• [WRITTEN REQUEST]:
Spot each line that carries the word "JACK"; copy those lines.
-- Begin RECORDS TO PROCESS --
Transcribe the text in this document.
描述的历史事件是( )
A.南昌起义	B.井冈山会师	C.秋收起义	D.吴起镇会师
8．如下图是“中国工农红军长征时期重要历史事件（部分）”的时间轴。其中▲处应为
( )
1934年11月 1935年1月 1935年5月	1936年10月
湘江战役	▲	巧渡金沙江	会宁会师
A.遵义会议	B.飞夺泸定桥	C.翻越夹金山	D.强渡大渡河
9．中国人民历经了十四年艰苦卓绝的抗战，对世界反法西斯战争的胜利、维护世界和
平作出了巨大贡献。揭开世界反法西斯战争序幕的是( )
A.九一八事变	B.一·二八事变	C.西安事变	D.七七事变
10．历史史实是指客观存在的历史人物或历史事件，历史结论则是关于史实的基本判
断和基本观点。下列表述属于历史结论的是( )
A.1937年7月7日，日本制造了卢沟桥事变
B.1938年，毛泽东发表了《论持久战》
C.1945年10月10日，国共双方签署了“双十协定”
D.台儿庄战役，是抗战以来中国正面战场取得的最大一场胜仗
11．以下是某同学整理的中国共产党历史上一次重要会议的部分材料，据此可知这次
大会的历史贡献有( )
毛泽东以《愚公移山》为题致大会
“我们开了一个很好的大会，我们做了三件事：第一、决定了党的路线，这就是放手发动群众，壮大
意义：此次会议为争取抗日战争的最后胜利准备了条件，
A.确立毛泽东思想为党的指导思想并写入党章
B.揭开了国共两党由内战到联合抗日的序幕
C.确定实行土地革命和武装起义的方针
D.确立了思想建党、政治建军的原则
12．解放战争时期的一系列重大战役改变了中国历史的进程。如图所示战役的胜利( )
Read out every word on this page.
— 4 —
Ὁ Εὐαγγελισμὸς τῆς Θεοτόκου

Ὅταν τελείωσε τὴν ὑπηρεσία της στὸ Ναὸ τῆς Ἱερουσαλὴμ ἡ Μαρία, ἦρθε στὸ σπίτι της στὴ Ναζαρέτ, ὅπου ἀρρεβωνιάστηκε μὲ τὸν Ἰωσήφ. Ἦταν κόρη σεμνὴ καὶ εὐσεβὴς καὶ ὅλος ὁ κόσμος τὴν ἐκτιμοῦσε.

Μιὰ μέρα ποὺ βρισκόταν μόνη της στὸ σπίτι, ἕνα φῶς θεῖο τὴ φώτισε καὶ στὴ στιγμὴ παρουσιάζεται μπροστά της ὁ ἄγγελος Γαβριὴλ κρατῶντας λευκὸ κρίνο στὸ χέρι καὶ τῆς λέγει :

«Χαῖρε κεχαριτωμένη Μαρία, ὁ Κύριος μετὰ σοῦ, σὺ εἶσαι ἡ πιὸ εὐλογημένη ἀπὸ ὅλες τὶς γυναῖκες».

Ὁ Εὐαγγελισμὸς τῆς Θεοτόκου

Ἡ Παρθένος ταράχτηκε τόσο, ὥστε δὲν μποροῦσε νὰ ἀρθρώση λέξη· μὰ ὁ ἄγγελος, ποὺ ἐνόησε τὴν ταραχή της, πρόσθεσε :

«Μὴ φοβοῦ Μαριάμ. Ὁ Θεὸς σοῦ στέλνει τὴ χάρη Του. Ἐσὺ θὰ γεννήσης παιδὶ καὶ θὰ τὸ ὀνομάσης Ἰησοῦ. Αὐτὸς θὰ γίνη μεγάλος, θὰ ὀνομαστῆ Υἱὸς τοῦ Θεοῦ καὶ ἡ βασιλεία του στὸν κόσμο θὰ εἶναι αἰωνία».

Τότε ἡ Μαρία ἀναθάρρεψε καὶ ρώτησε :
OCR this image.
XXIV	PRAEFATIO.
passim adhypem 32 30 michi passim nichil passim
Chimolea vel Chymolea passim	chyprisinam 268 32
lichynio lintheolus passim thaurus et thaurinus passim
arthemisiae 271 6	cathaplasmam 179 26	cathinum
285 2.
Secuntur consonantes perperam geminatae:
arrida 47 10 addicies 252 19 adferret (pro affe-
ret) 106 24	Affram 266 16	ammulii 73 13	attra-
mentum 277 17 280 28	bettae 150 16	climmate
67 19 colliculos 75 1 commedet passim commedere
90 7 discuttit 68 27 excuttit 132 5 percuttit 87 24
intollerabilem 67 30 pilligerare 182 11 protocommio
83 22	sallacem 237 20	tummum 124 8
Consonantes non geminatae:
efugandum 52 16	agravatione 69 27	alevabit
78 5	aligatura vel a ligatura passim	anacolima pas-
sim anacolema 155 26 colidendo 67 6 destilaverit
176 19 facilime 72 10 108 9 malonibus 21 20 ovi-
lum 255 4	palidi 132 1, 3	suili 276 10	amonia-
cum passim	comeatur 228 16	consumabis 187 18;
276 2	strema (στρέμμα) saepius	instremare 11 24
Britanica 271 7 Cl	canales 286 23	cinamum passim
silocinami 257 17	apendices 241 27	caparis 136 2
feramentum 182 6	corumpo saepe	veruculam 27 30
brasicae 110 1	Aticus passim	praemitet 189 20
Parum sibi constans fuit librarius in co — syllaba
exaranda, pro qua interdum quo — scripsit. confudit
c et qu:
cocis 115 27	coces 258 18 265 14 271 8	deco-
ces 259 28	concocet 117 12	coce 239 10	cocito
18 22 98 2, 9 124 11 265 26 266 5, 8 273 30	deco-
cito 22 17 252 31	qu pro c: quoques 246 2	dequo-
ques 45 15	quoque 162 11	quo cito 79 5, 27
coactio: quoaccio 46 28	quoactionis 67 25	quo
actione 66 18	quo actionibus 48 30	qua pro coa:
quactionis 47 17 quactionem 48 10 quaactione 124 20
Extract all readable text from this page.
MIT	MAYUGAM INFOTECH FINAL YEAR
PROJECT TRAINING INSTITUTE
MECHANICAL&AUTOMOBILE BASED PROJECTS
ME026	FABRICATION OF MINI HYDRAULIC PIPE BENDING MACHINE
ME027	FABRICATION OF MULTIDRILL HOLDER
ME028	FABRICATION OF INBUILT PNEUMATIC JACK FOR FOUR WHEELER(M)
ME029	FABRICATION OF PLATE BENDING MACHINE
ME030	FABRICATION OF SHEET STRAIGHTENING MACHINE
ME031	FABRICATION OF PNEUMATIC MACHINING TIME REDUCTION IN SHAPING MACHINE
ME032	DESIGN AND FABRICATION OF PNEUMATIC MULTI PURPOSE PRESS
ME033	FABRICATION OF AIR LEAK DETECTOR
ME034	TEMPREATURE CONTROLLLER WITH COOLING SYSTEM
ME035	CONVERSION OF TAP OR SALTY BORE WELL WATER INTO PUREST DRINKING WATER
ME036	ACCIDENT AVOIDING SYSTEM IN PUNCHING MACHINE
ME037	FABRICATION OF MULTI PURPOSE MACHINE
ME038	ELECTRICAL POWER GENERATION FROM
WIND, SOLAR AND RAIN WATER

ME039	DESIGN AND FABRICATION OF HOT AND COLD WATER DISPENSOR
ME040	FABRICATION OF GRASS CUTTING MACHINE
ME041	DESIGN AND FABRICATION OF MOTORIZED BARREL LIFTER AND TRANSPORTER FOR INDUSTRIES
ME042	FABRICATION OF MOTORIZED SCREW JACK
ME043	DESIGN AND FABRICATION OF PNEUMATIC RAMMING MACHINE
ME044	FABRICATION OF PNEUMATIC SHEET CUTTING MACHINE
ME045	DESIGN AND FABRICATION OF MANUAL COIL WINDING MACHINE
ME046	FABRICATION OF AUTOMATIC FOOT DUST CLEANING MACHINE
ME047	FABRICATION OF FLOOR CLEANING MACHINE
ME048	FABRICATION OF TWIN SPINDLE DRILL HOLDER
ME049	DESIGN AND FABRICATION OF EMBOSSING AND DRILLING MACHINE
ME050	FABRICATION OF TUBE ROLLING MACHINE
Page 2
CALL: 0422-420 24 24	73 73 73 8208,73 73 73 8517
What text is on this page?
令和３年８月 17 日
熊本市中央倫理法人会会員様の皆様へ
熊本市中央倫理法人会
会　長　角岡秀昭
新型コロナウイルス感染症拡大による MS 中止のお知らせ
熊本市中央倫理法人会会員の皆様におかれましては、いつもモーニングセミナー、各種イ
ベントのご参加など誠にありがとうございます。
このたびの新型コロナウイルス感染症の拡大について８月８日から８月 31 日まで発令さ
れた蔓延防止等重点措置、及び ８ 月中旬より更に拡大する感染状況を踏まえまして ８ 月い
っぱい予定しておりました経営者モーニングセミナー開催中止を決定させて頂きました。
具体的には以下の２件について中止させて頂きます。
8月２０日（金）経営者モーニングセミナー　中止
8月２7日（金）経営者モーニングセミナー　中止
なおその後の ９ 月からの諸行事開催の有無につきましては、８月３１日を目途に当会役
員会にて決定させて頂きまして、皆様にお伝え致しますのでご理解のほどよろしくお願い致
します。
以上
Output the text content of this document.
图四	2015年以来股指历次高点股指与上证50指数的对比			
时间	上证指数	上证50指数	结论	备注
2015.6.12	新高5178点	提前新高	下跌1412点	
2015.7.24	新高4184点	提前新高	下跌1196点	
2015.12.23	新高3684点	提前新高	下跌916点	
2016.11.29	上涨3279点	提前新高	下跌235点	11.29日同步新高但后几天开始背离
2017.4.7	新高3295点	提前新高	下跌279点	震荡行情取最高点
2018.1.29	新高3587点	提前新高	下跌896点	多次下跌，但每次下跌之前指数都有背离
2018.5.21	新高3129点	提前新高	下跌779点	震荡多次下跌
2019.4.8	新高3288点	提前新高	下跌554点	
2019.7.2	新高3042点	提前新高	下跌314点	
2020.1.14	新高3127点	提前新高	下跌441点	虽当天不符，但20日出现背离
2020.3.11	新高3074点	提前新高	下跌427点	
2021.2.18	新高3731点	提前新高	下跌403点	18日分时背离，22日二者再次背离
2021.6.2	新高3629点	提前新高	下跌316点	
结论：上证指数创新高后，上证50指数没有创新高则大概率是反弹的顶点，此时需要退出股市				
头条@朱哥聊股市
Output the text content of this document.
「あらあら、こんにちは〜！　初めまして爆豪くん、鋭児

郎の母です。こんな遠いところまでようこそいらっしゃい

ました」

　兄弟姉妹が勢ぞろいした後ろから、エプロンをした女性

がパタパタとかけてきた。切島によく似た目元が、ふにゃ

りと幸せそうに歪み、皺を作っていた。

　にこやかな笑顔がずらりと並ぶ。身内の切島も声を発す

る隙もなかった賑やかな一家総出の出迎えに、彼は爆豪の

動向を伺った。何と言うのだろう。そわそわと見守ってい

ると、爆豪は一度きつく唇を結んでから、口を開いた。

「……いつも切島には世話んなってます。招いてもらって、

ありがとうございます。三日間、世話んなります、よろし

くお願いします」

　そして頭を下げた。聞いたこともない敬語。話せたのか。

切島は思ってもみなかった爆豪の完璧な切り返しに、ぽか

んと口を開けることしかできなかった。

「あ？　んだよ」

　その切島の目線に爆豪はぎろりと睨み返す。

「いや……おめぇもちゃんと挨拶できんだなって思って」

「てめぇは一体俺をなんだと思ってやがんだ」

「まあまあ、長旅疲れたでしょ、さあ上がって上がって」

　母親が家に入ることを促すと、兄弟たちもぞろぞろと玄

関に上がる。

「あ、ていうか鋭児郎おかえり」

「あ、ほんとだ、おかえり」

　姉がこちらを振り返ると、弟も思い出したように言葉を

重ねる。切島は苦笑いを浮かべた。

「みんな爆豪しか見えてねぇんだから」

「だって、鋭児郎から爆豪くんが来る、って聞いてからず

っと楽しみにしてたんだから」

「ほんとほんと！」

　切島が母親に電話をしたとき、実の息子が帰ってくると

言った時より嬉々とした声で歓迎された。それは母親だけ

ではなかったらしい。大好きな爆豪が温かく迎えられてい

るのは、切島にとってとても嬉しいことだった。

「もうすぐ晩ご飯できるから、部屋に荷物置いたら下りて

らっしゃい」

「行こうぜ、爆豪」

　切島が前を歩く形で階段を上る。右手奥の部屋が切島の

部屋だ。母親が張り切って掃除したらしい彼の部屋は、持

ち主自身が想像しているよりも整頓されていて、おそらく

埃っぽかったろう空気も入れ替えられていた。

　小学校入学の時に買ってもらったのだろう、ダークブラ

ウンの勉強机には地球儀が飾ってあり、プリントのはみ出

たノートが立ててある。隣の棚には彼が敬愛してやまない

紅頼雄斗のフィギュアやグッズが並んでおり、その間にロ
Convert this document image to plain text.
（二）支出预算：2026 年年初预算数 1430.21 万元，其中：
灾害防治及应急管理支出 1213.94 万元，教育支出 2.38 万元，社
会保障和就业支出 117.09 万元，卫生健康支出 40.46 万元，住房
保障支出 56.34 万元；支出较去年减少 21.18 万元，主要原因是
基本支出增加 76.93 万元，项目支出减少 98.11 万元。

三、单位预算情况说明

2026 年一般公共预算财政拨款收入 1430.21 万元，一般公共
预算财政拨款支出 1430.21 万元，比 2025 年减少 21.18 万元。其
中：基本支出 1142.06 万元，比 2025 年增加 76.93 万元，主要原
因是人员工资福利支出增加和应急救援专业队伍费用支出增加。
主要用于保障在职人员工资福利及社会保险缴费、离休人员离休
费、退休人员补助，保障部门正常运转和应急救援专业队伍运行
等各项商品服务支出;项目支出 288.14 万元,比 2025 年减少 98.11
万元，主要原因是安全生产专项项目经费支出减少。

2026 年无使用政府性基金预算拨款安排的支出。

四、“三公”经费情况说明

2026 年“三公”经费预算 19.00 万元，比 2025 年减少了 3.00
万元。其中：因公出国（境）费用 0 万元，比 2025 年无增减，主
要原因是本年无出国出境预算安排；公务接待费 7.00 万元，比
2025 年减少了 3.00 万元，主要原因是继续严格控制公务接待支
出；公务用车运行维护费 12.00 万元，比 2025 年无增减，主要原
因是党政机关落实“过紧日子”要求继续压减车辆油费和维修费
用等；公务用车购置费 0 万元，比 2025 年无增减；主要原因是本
-- End RECORDS TO PROCESS --
• [SOLUTION TO THE EXERCISE]:
ME028	FABRICATION OF INBUILT PNEUMATIC JACK FOR FOUR WHEELER(M)
ME042	FABRICATION OF MOTORIZED SCREW JACK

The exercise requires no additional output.